# [PROMPT]
Search the records for the word "JSON" and report each line that has it.

— BEGIN RECORDS TO USE —

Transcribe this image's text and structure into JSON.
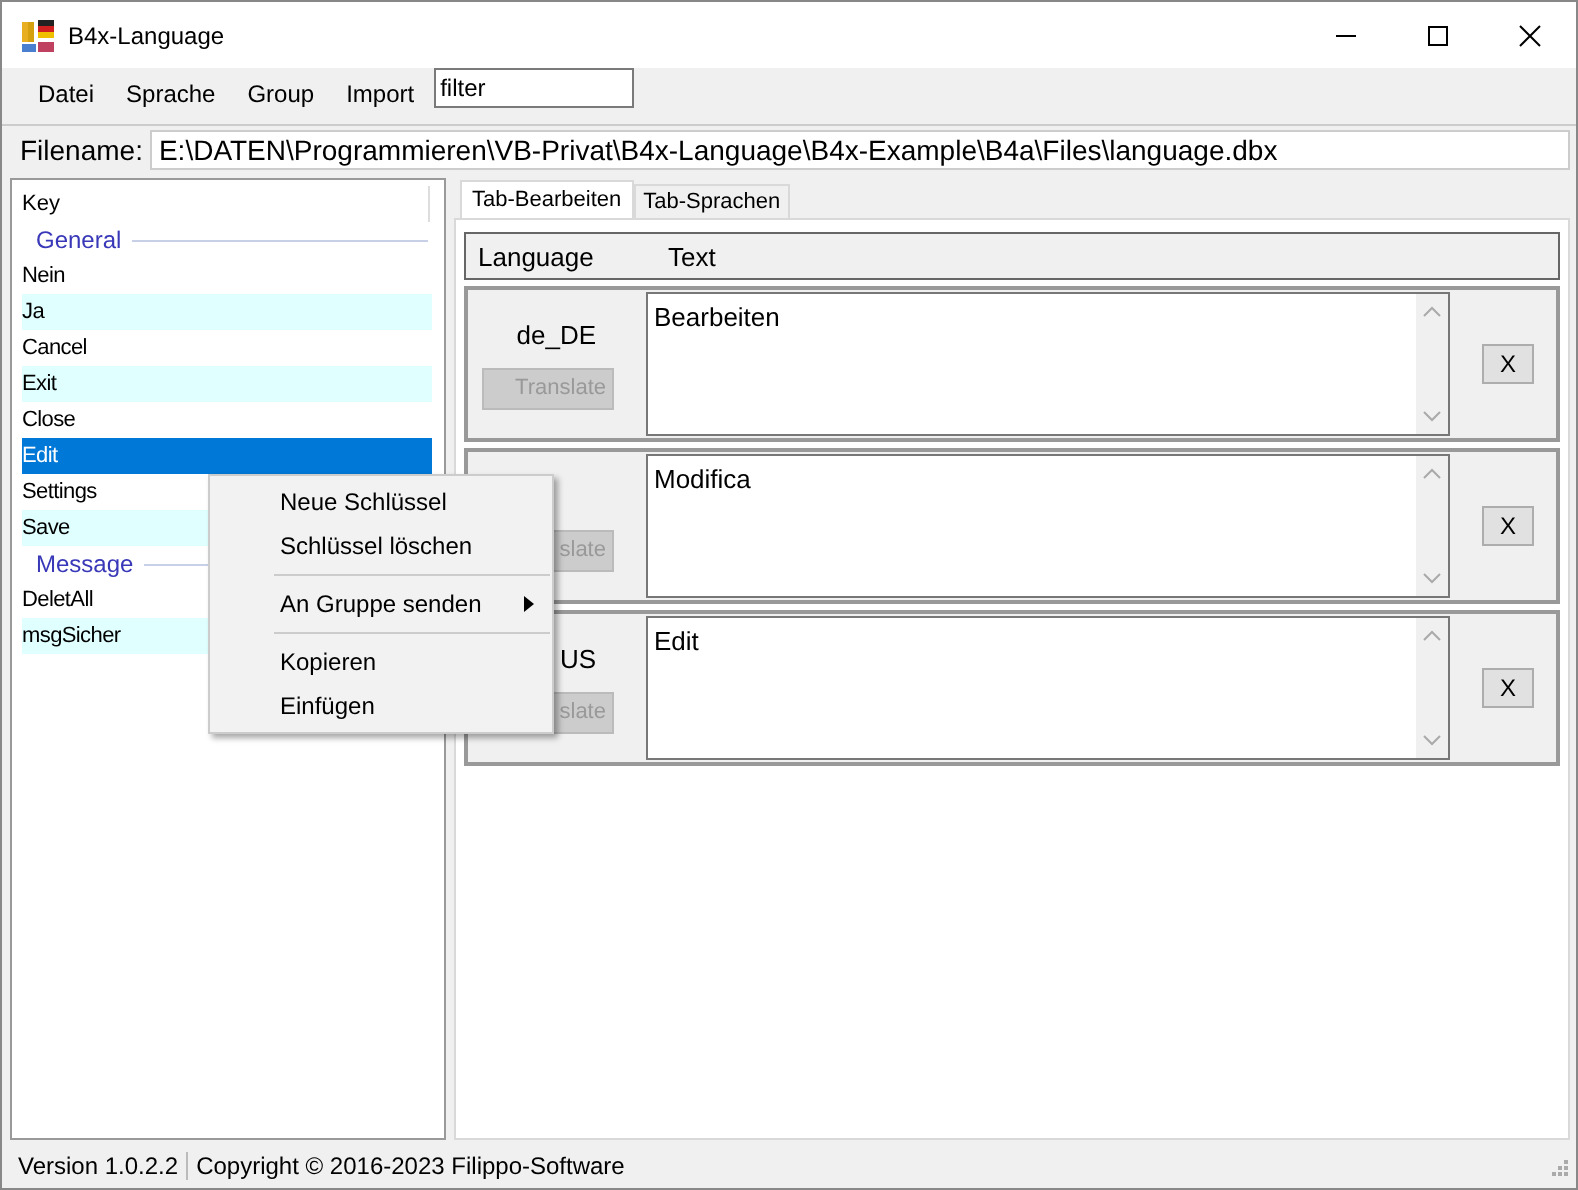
{
  "window": {
    "title": "B4x-Language"
  },
  "menu": [
    {
      "label": "Datei"
    },
    {
      "label": "Sprache"
    },
    {
      "label": "Group"
    },
    {
      "label": "Import"
    }
  ],
  "filter": {
    "value": "filter"
  },
  "filename": {
    "label": "Filename:",
    "value": "E:\\DATEN\\Programmieren\\VB-Privat\\B4x-Language\\B4x-Example\\B4a\\Files\\language.dbx"
  },
  "key_list": {
    "header": "Key",
    "groups": [
      {
        "label": "General",
        "children": [
          {
            "label": "Nein",
            "selected": false
          },
          {
            "label": "Ja",
            "selected": false
          },
          {
            "label": "Cancel",
            "selected": false
          },
          {
            "label": "Exit",
            "selected": false
          },
          {
            "label": "Close",
            "selected": false
          },
          {
            "label": "Edit",
            "selected": true
          },
          {
            "label": "Settings",
            "selected": false
          },
          {
            "label": "Save",
            "selected": false
          }
        ]
      },
      {
        "label": "Message",
        "children": [
          {
            "label": "DeletAll",
            "selected": false
          },
          {
            "label": "msgSicher",
            "selected": false
          }
        ]
      }
    ]
  },
  "tabs": [
    {
      "label": "Tab-Bearbeiten",
      "selected": true
    },
    {
      "label": "Tab-Sprachen",
      "selected": false
    }
  ],
  "columns": [
    "Language",
    "Text"
  ],
  "entries": [
    {
      "language": "de_DE",
      "translate": {
        "label": "Translate",
        "disabled": true
      },
      "text": "Bearbeiten",
      "delete": "X"
    },
    {
      "translate": {
        "label": "slate",
        "disabled": true
      },
      "text": "Modifica",
      "delete": "X"
    },
    {
      "language": "US",
      "translate": {
        "label": "slate",
        "disabled": true
      },
      "text": "Edit",
      "delete": "X"
    }
  ],
  "context_menu": [
    {
      "kind": "item",
      "label": "Neue Schlüssel"
    },
    {
      "kind": "item",
      "label": "Schlüssel löschen"
    },
    {
      "kind": "separator"
    },
    {
      "kind": "submenu",
      "label": "An Gruppe senden"
    },
    {
      "kind": "separator"
    },
    {
      "kind": "item",
      "label": "Kopieren"
    },
    {
      "kind": "item",
      "label": "Einfügen"
    }
  ],
  "status_bar": [
    "Version 1.0.2.2",
    "Copyright ©  2016-2023 Filippo-Software"
  ]
}
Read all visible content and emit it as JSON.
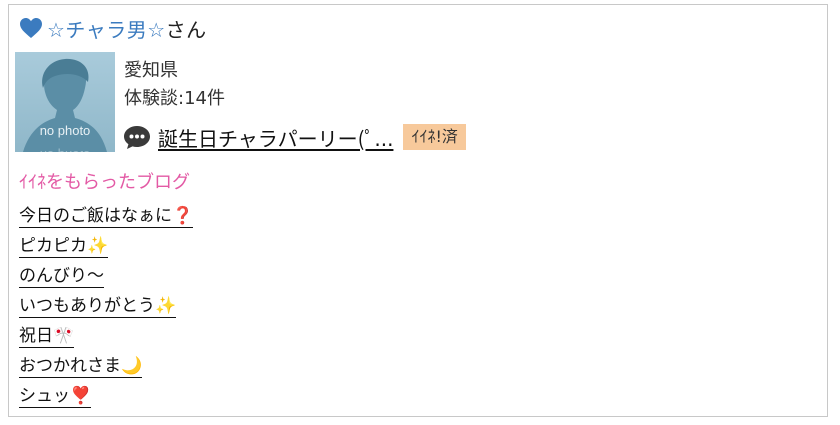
{
  "user": {
    "icon": "heart-icon",
    "icon_color": "#3b7bbf",
    "name": "☆チャラ男☆",
    "suffix": "さん"
  },
  "avatar": {
    "placeholder_text": "no photo",
    "bg_color": "#9ec3d4"
  },
  "profile": {
    "prefecture": "愛知県",
    "experience_count": "体験談:14件"
  },
  "latest_post": {
    "icon": "comment-icon",
    "title": "誕生日チャラパーリー(ﾟ...",
    "badge": "ｲｲﾈ!済",
    "badge_color": "#f7c99b"
  },
  "liked_blogs": {
    "title": "ｲｲﾈをもらったブログ",
    "title_color": "#e35aa5",
    "items": [
      {
        "text": "今日のご飯はなぁに❓"
      },
      {
        "text": "ピカピカ✨"
      },
      {
        "text": "のんびり〜"
      },
      {
        "text": "いつもありがとう✨"
      },
      {
        "text": "祝日🎌"
      },
      {
        "text": "おつかれさま🌙"
      },
      {
        "text": "シュッ❣️"
      }
    ]
  }
}
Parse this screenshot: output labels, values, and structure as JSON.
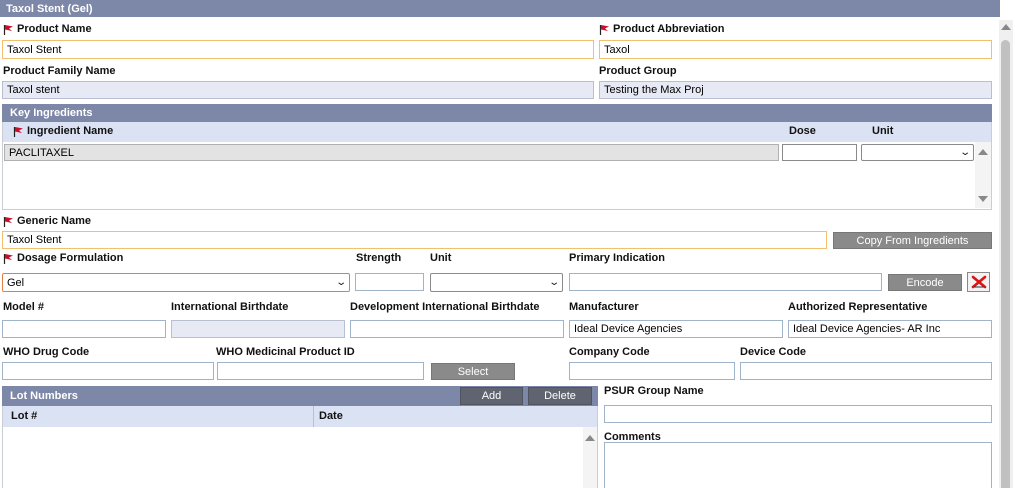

— END RECORDS TO USE —

# [WRITTEN REPLY]
Transcribe this image's text and structure into JSON.
Read all visible content and emit it as JSON.
Parse this screenshot: output labels, values, and structure as JSON.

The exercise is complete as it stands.